**PROMPT**
Copy, from the entries below, each line in which the string "this" appears.

**ENTRIES SUPPLIED**
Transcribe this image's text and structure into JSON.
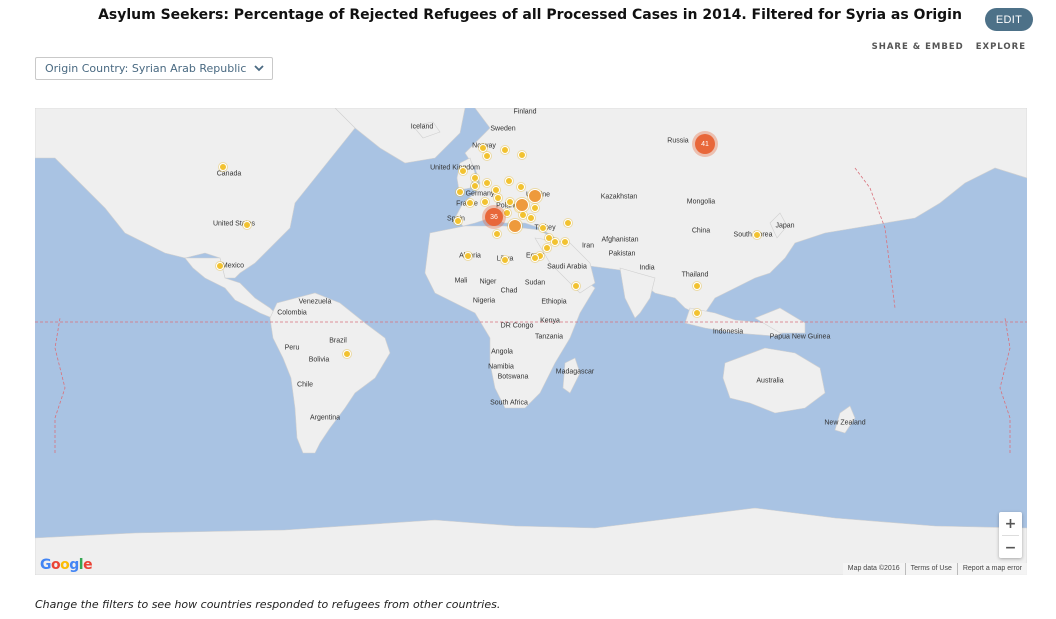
{
  "header": {
    "title": "Asylum Seekers: Percentage of Rejected Refugees of all Processed Cases in 2014. Filtered for Syria as Origin",
    "edit_label": "EDIT",
    "share_label": "SHARE & EMBED",
    "explore_label": "EXPLORE"
  },
  "filter": {
    "selected": "Origin Country: Syrian Arab Republic",
    "icon": "chevron-down-icon"
  },
  "map": {
    "colors": {
      "water": "#a9c3e3",
      "land": "#efefef",
      "marker": "#f2c230",
      "marker_mid": "#ee9a3c",
      "cluster": "#e8673a"
    },
    "labels": [
      {
        "text": "Finland"
      },
      {
        "text": "Sweden"
      },
      {
        "text": "Iceland"
      },
      {
        "text": "Norway"
      },
      {
        "text": "Russia"
      },
      {
        "text": "United Kingdom"
      },
      {
        "text": "Canada"
      },
      {
        "text": "Germany"
      },
      {
        "text": "Poland"
      },
      {
        "text": "Ukraine"
      },
      {
        "text": "France"
      },
      {
        "text": "Kazakhstan"
      },
      {
        "text": "Mongolia"
      },
      {
        "text": "Spain"
      },
      {
        "text": "Turkey"
      },
      {
        "text": "United States"
      },
      {
        "text": "China"
      },
      {
        "text": "South Korea"
      },
      {
        "text": "Japan"
      },
      {
        "text": "Afghanistan"
      },
      {
        "text": "Iran"
      },
      {
        "text": "Pakistan"
      },
      {
        "text": "Algeria"
      },
      {
        "text": "Libya"
      },
      {
        "text": "Egypt"
      },
      {
        "text": "Saudi Arabia"
      },
      {
        "text": "India"
      },
      {
        "text": "Mexico"
      },
      {
        "text": "Thailand"
      },
      {
        "text": "Mali"
      },
      {
        "text": "Niger"
      },
      {
        "text": "Chad"
      },
      {
        "text": "Sudan"
      },
      {
        "text": "Venezuela"
      },
      {
        "text": "Nigeria"
      },
      {
        "text": "Ethiopia"
      },
      {
        "text": "Colombia"
      },
      {
        "text": "Kenya"
      },
      {
        "text": "DR Congo"
      },
      {
        "text": "Indonesia"
      },
      {
        "text": "Papua New Guinea"
      },
      {
        "text": "Tanzania"
      },
      {
        "text": "Peru"
      },
      {
        "text": "Brazil"
      },
      {
        "text": "Bolivia"
      },
      {
        "text": "Angola"
      },
      {
        "text": "Namibia"
      },
      {
        "text": "Madagascar"
      },
      {
        "text": "Botswana"
      },
      {
        "text": "Australia"
      },
      {
        "text": "Chile"
      },
      {
        "text": "South Africa"
      },
      {
        "text": "Argentina"
      },
      {
        "text": "New Zealand"
      }
    ],
    "clusters": [
      {
        "count": "41"
      },
      {
        "count": "36"
      }
    ],
    "zoom_in": "+",
    "zoom_out": "−",
    "google_logo": "Google",
    "attribution": {
      "map_data": "Map data ©2016",
      "terms": "Terms of Use",
      "report": "Report a map error"
    }
  },
  "footnote": "Change the filters to see how countries responded to refugees from other countries."
}
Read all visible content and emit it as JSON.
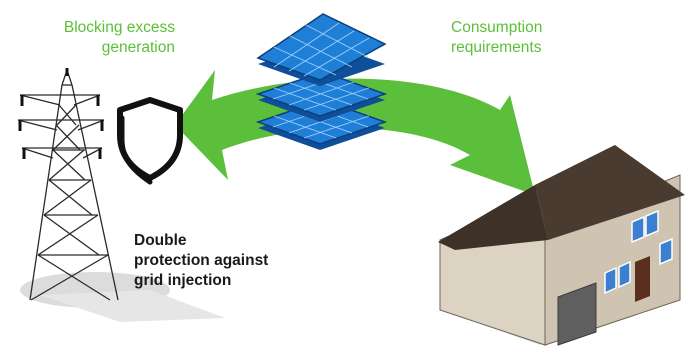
{
  "labels": {
    "left_title_line1": "Blocking excess",
    "left_title_line2": "generation",
    "right_title_line1": "Consumption",
    "right_title_line2": "requirements",
    "protection_line1": "Double",
    "protection_line2": "protection against",
    "protection_line3": "grid injection"
  },
  "icons": [
    "transmission-tower-icon",
    "shield-icon",
    "solar-panel-stack-icon",
    "house-icon"
  ],
  "colors": {
    "accent_green": "#5cbf3a",
    "arrow_green": "#5bbf3b",
    "panel_blue": "#1f7fd6",
    "panel_dark": "#0f4f9a",
    "house_roof": "#4a3b30",
    "house_wall": "#ddd3c3",
    "text_dark": "#1a1a1a"
  }
}
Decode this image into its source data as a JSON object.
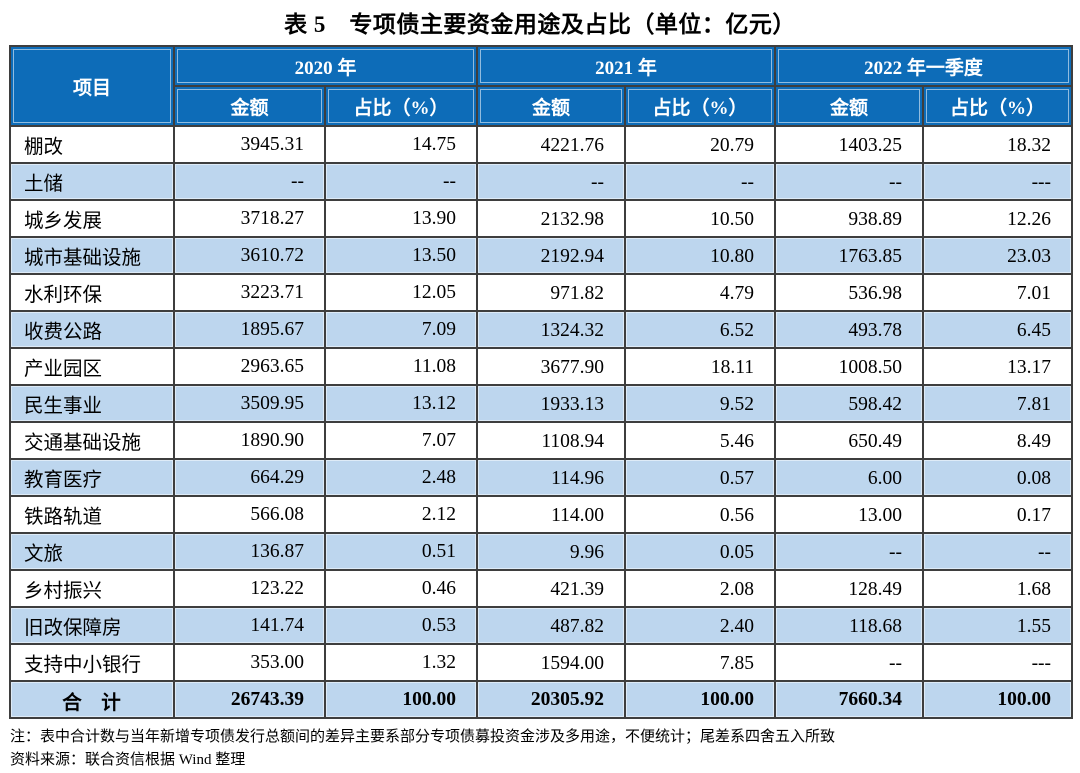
{
  "title": "表 5　专项债主要资金用途及占比（单位：亿元）",
  "table": {
    "project_header": "项目",
    "group_headers": [
      "2020 年",
      "2021 年",
      "2022 年一季度"
    ],
    "sub_headers": {
      "amount": "金额",
      "share": "占比（%）"
    },
    "rows": [
      {
        "name": "棚改",
        "v": [
          "3945.31",
          "14.75",
          "4221.76",
          "20.79",
          "1403.25",
          "18.32"
        ]
      },
      {
        "name": "土储",
        "v": [
          "--",
          "--",
          "--",
          "--",
          "--",
          "---"
        ]
      },
      {
        "name": "城乡发展",
        "v": [
          "3718.27",
          "13.90",
          "2132.98",
          "10.50",
          "938.89",
          "12.26"
        ]
      },
      {
        "name": "城市基础设施",
        "v": [
          "3610.72",
          "13.50",
          "2192.94",
          "10.80",
          "1763.85",
          "23.03"
        ]
      },
      {
        "name": "水利环保",
        "v": [
          "3223.71",
          "12.05",
          "971.82",
          "4.79",
          "536.98",
          "7.01"
        ]
      },
      {
        "name": "收费公路",
        "v": [
          "1895.67",
          "7.09",
          "1324.32",
          "6.52",
          "493.78",
          "6.45"
        ]
      },
      {
        "name": "产业园区",
        "v": [
          "2963.65",
          "11.08",
          "3677.90",
          "18.11",
          "1008.50",
          "13.17"
        ]
      },
      {
        "name": "民生事业",
        "v": [
          "3509.95",
          "13.12",
          "1933.13",
          "9.52",
          "598.42",
          "7.81"
        ]
      },
      {
        "name": "交通基础设施",
        "v": [
          "1890.90",
          "7.07",
          "1108.94",
          "5.46",
          "650.49",
          "8.49"
        ]
      },
      {
        "name": "教育医疗",
        "v": [
          "664.29",
          "2.48",
          "114.96",
          "0.57",
          "6.00",
          "0.08"
        ]
      },
      {
        "name": "铁路轨道",
        "v": [
          "566.08",
          "2.12",
          "114.00",
          "0.56",
          "13.00",
          "0.17"
        ]
      },
      {
        "name": "文旅",
        "v": [
          "136.87",
          "0.51",
          "9.96",
          "0.05",
          "--",
          "--"
        ]
      },
      {
        "name": "乡村振兴",
        "v": [
          "123.22",
          "0.46",
          "421.39",
          "2.08",
          "128.49",
          "1.68"
        ]
      },
      {
        "name": "旧改保障房",
        "v": [
          "141.74",
          "0.53",
          "487.82",
          "2.40",
          "118.68",
          "1.55"
        ]
      },
      {
        "name": "支持中小银行",
        "v": [
          "353.00",
          "1.32",
          "1594.00",
          "7.85",
          "--",
          "---"
        ]
      }
    ],
    "total": {
      "name": "合　计",
      "v": [
        "26743.39",
        "100.00",
        "20305.92",
        "100.00",
        "7660.34",
        "100.00"
      ]
    }
  },
  "notes": {
    "note": "注：表中合计数与当年新增专项债发行总额间的差异主要系部分专项债募投资金涉及多用途，不便统计；尾差系四舍五入所致",
    "source": "资料来源：联合资信根据 Wind 整理"
  },
  "colors": {
    "header_bg": "#0d6cb8",
    "row_alt_bg": "#bdd6ee",
    "grid_border": "#3e3e3e",
    "header_text": "#ffffff",
    "body_text": "#000000"
  }
}
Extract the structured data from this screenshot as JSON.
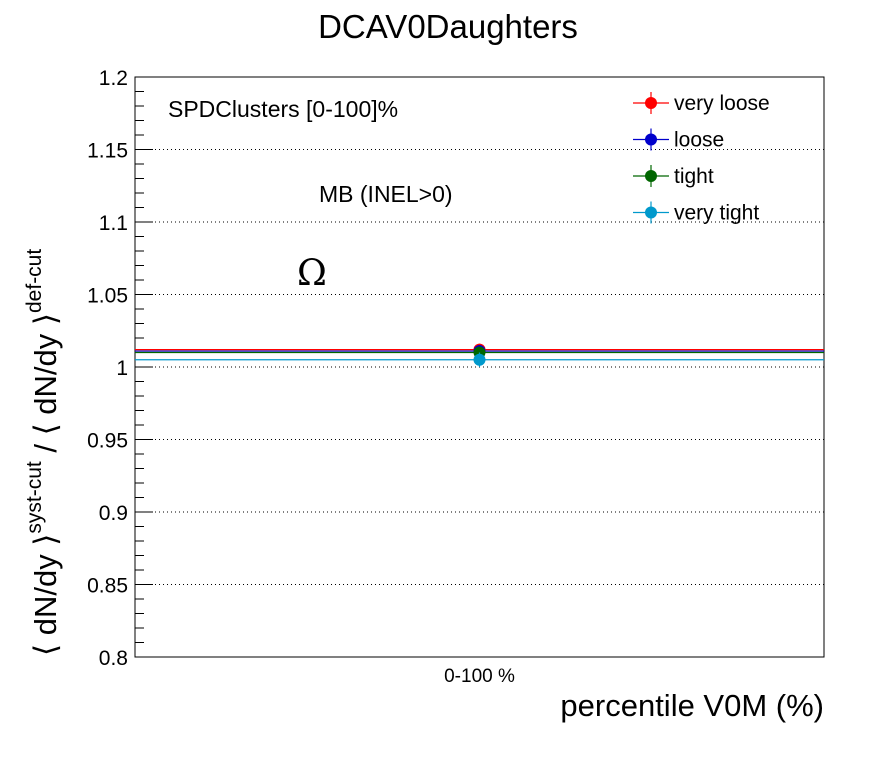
{
  "chart_data": {
    "type": "scatter",
    "title": "DCAV0Daughters",
    "xlabel": "percentile V0M (%)",
    "ylabel": {
      "main": "⟨ dN/dy ⟩",
      "sup1": "syst-cut",
      "sep": " / ",
      "main2": "⟨ dN/dy ⟩",
      "sup2": "def-cut"
    },
    "categories": [
      "0-100 %"
    ],
    "ylim": [
      0.8,
      1.2
    ],
    "yticks": [
      "0.8",
      "0.85",
      "0.9",
      "0.95",
      "1",
      "1.05",
      "1.1",
      "1.15",
      "1.2"
    ],
    "yticks_values": [
      0.8,
      0.85,
      0.9,
      0.95,
      1.0,
      1.05,
      1.1,
      1.15,
      1.2
    ],
    "grid": "horizontal dotted",
    "legend_position": "top-right",
    "annotations": {
      "selection": "SPDClusters [0-100]%",
      "event_class": "MB (INEL>0)",
      "particle": "Ω"
    },
    "series": [
      {
        "name": "very loose",
        "color": "#ff0000",
        "values": [
          1.012
        ],
        "err": [
          0.004
        ]
      },
      {
        "name": "loose",
        "color": "#0000cc",
        "values": [
          1.011
        ],
        "err": [
          0.004
        ]
      },
      {
        "name": "tight",
        "color": "#006600",
        "values": [
          1.01
        ],
        "err": [
          0.004
        ]
      },
      {
        "name": "very tight",
        "color": "#0099cc",
        "values": [
          1.005
        ],
        "err": [
          0.005
        ]
      }
    ]
  }
}
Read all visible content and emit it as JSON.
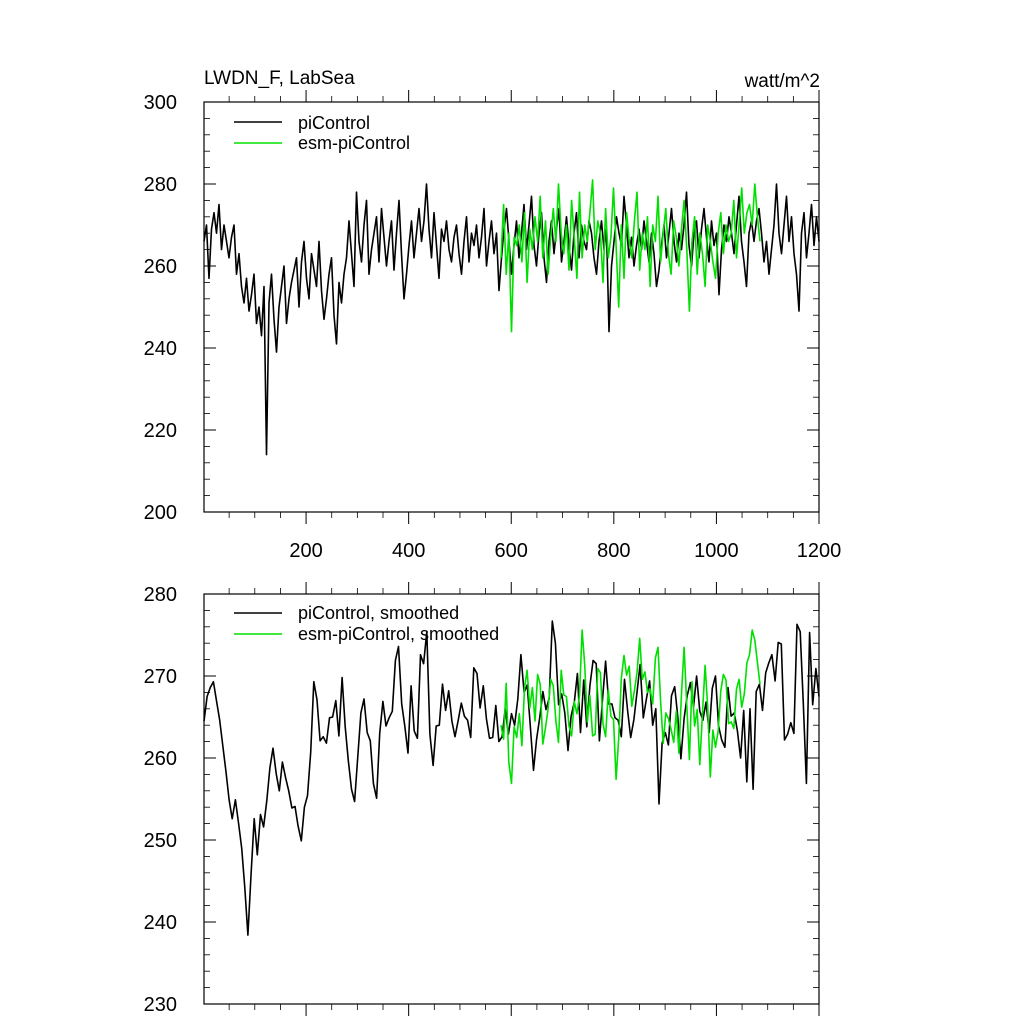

**RESPONSE BELOW**
Transcribe this image's text and structure into JSON.
Decode this image into its source data as a JSON object.
Extract the structured data from this screenshot as JSON.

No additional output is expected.